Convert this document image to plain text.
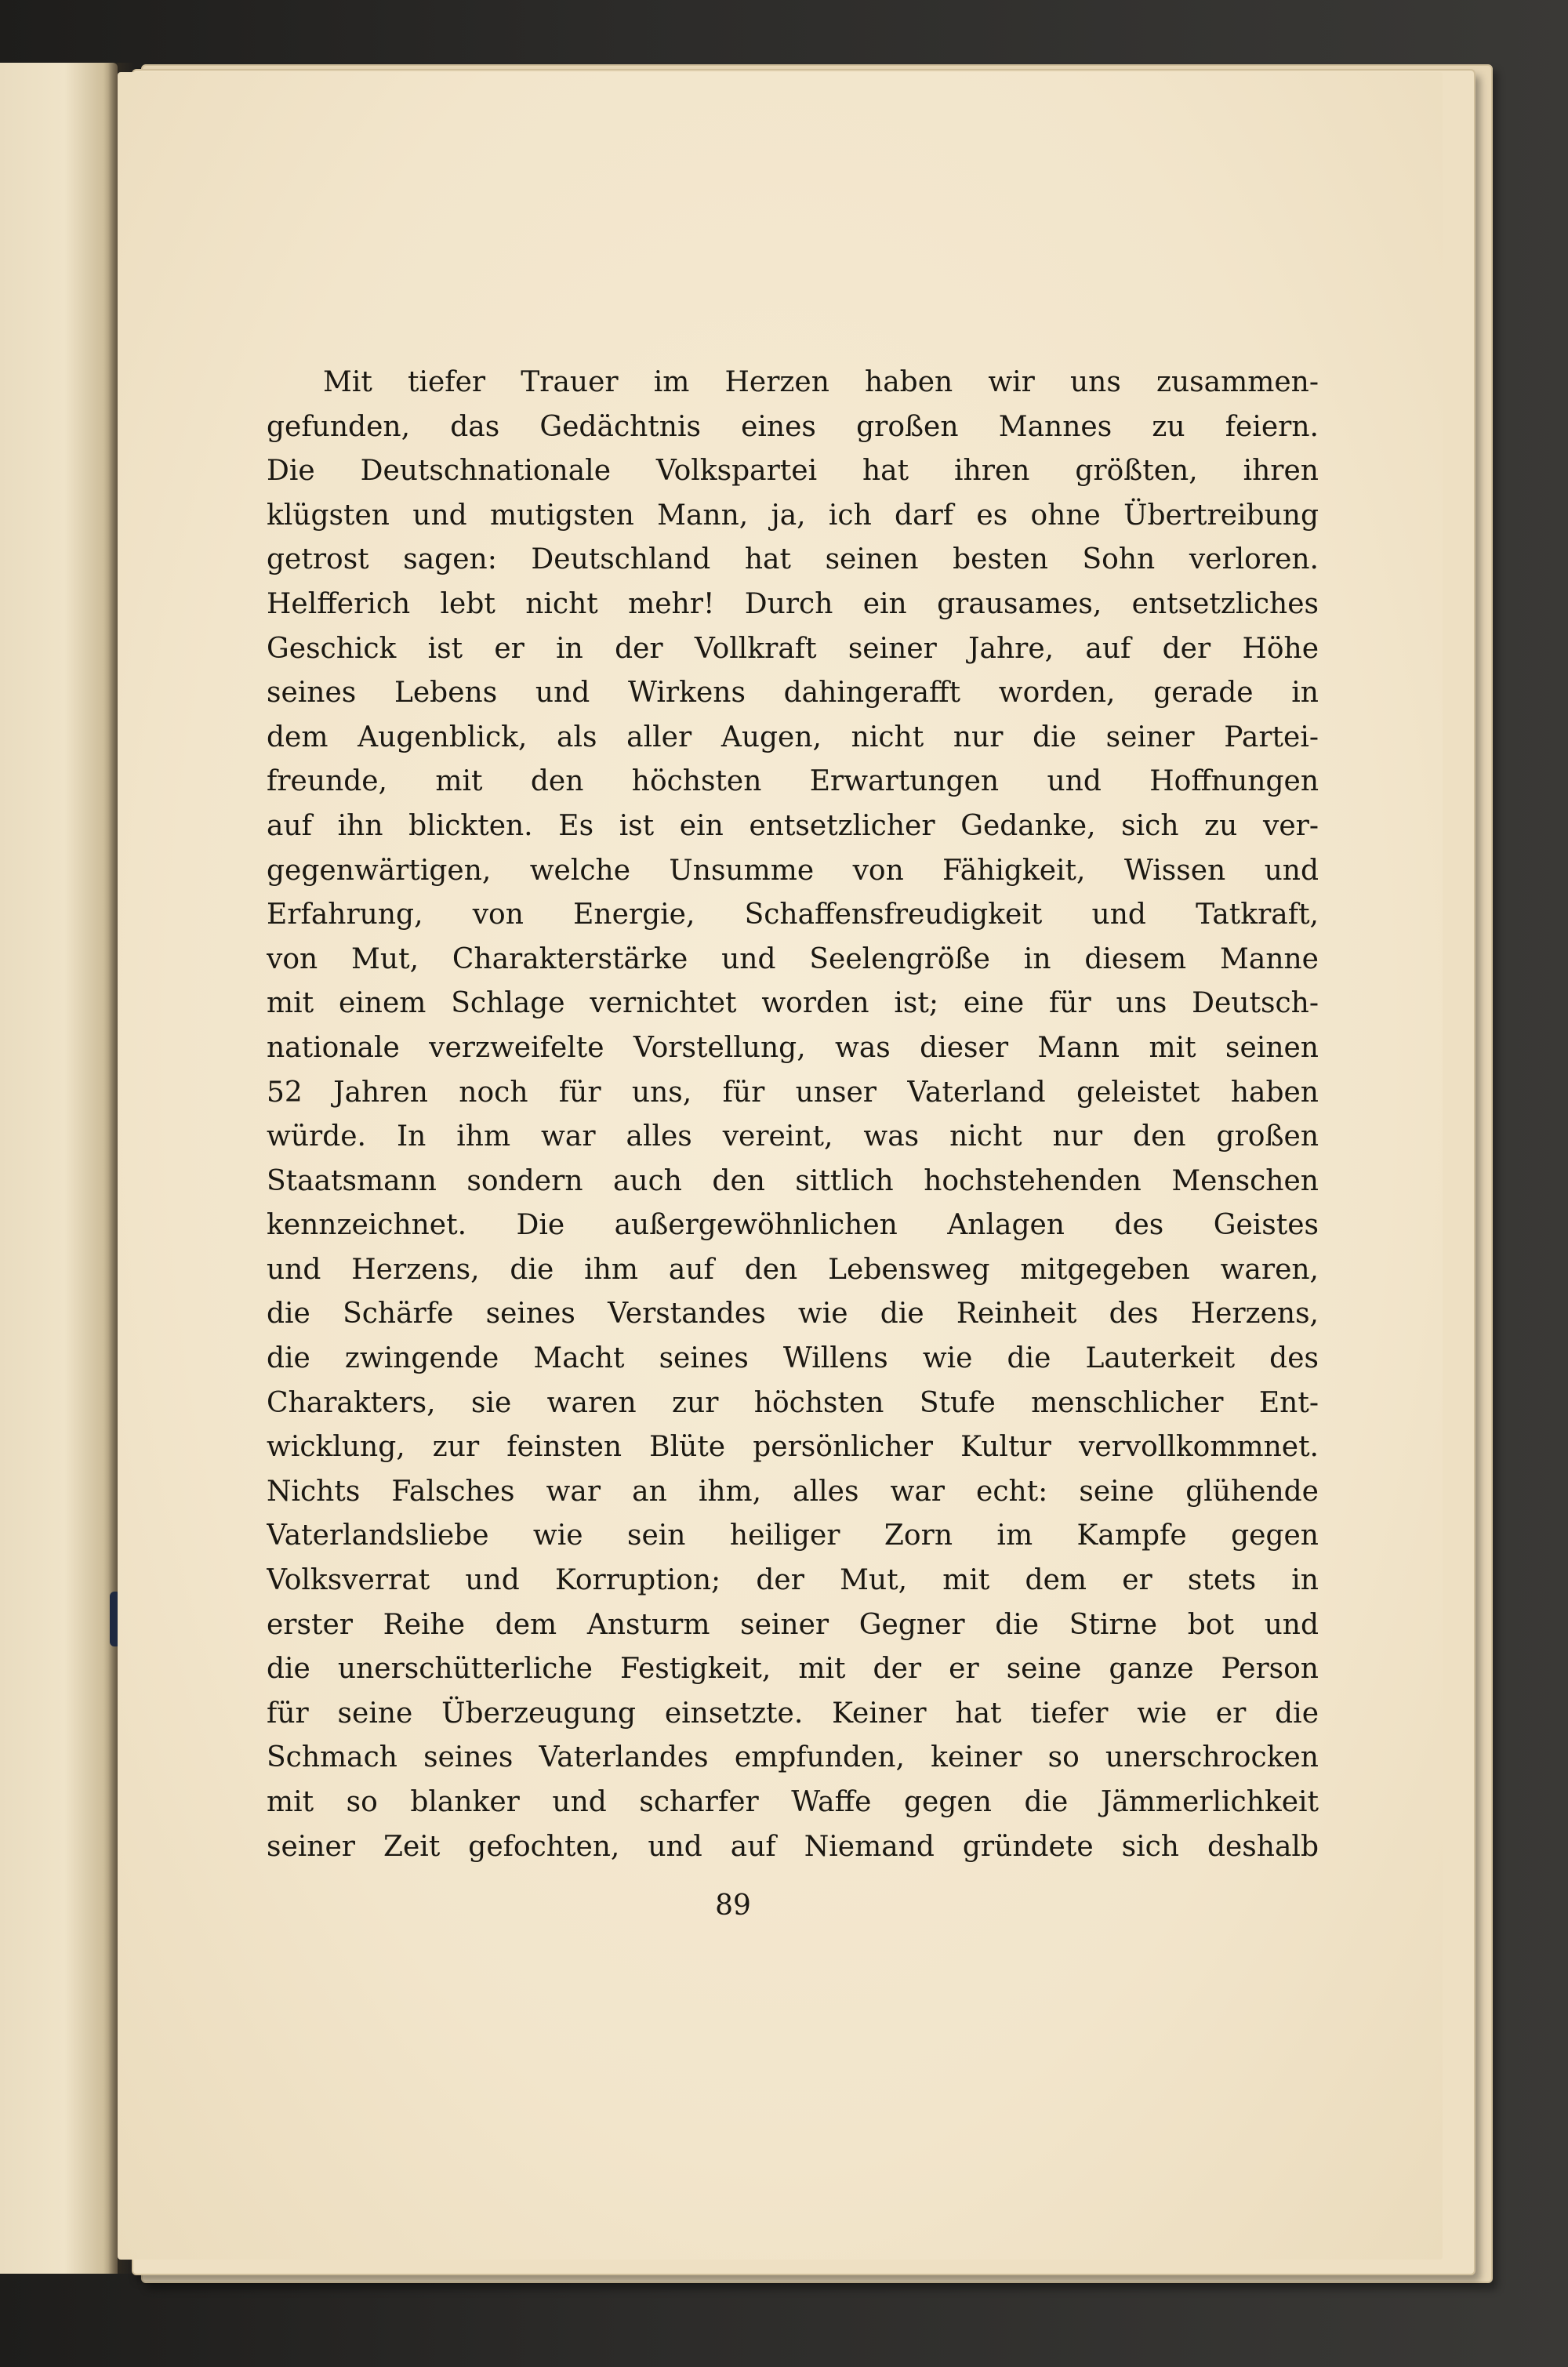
Mit tiefer Trauer im Herzen haben wir uns zusammen-
gefunden, das Gedächtnis eines großen Mannes zu feiern.
Die Deutschnationale Volkspartei hat ihren größten, ihren
klügsten und mutigsten Mann, ja, ich darf es ohne Übertreibung
getrost sagen: Deutschland hat seinen besten Sohn verloren.
Helfferich lebt nicht mehr! Durch ein grausames, entsetzliches
Geschick ist er in der Vollkraft seiner Jahre, auf der Höhe
seines Lebens und Wirkens dahingerafft worden, gerade in
dem Augenblick, als aller Augen, nicht nur die seiner Partei-
freunde, mit den höchsten Erwartungen und Hoffnungen
auf ihn blickten. Es ist ein entsetzlicher Gedanke, sich zu ver-
gegenwärtigen, welche Unsumme von Fähigkeit, Wissen und
Erfahrung, von Energie, Schaffensfreudigkeit und Tatkraft,
von Mut, Charakterstärke und Seelengröße in diesem Manne
mit einem Schlage vernichtet worden ist; eine für uns Deutsch-
nationale verzweifelte Vorstellung, was dieser Mann mit seinen
52 Jahren noch für uns, für unser Vaterland geleistet haben
würde. In ihm war alles vereint, was nicht nur den großen
Staatsmann sondern auch den sittlich hochstehenden Menschen
kennzeichnet. Die außergewöhnlichen Anlagen des Geistes
und Herzens, die ihm auf den Lebensweg mitgegeben waren,
die Schärfe seines Verstandes wie die Reinheit des Herzens,
die zwingende Macht seines Willens wie die Lauterkeit des
Charakters, sie waren zur höchsten Stufe menschlicher Ent-
wicklung, zur feinsten Blüte persönlicher Kultur vervollkommnet.
Nichts Falsches war an ihm, alles war echt: seine glühende
Vaterlandsliebe wie sein heiliger Zorn im Kampfe gegen
Volksverrat und Korruption; der Mut, mit dem er stets in
erster Reihe dem Ansturm seiner Gegner die Stirne bot und
die unerschütterliche Festigkeit, mit der er seine ganze Person
für seine Überzeugung einsetzte. Keiner hat tiefer wie er die
Schmach seines Vaterlandes empfunden, keiner so unerschrocken
mit so blanker und scharfer Waffe gegen die Jämmerlichkeit
seiner Zeit gefochten, und auf Niemand gründete sich deshalb
89
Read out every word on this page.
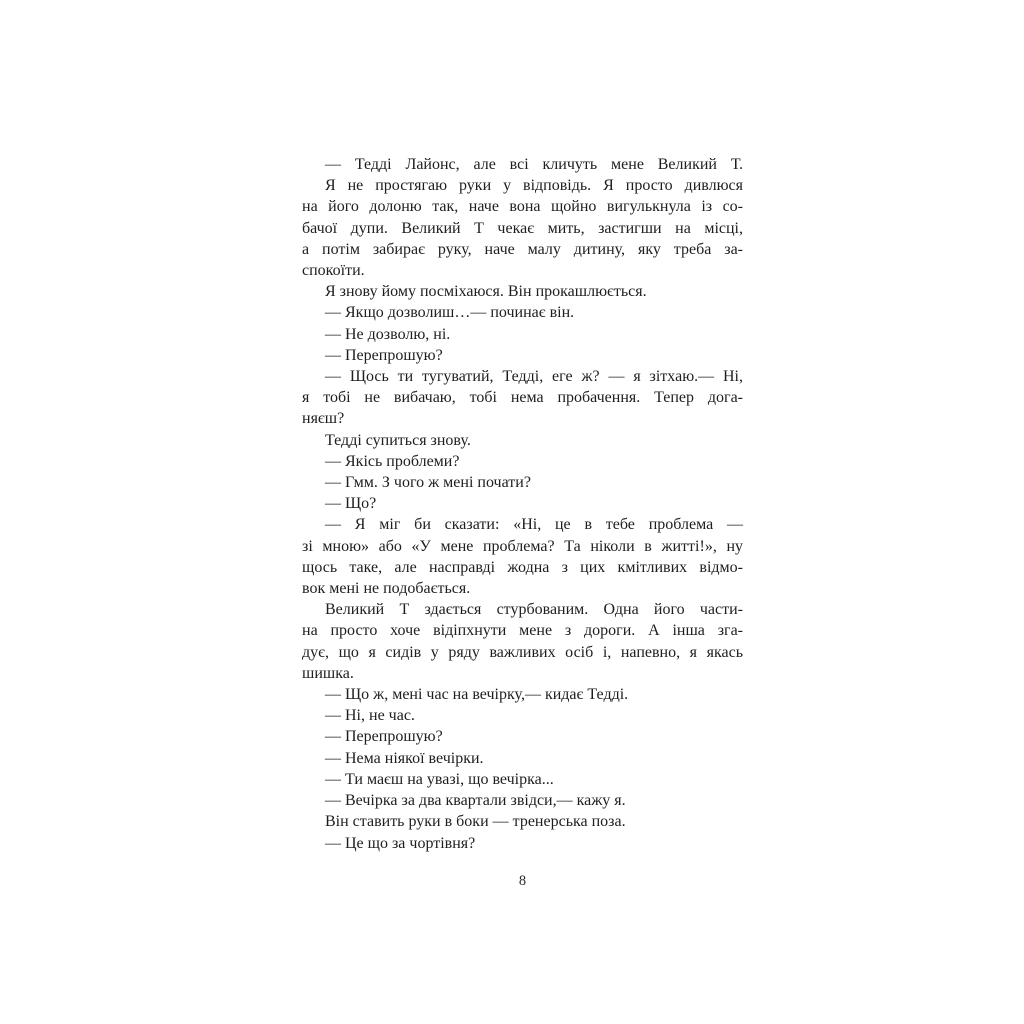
— Тедді Лайонс, але всі кличуть мене Великий Т.
Я не простягаю руки у відповідь. Я просто дивлюся
на його долоню так, наче вона щойно вигулькнула із со-
бачої дупи. Великий Т чекає мить, застигши на місці,
а потім забирає руку, наче малу дитину, яку треба за-
спокоїти.
Я знову йому посміхаюся. Він прокашлюється.
— Якщо дозволиш…— починає він.
— Не дозволю, ні.
— Перепрошую?
— Щось ти тугуватий, Тедді, еге ж? — я зітхаю.— Ні,
я тобі не вибачаю, тобі нема пробачення. Тепер дога-
няєш?
Тедді супиться знову.
— Якісь проблеми?
— Гмм. З чого ж мені почати?
— Що?
— Я міг би сказати: «Ні, це в тебе проблема —
зі мною» або «У мене проблема? Та ніколи в житті!», ну
щось таке, але насправді жодна з цих кмітливих відмо-
вок мені не подобається.
Великий Т здається стурбованим. Одна його части-
на просто хоче відіпхнути мене з дороги. А інша зга-
дує, що я сидів у ряду важливих осіб і, напевно, я якась
шишка.
— Що ж, мені час на вечірку,— кидає Тедді.
— Ні, не час.
— Перепрошую?
— Нема ніякої вечірки.
— Ти маєш на увазі, що вечірка...
— Вечірка за два квартали звідси,— кажу я.
Він ставить руки в боки — тренерська поза.
— Це що за чортівня?
8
•••••
DIRECTIONS FOR THIS TASK:
Lines from the records above that hold "sich" are the ones to list.

ANSWER BELOW:
auf ihn blickten. Es ist ein entsetzlicher Gedanke, sich zu ver-
seiner Zeit gefochten, und auf Niemand gründete sich deshalb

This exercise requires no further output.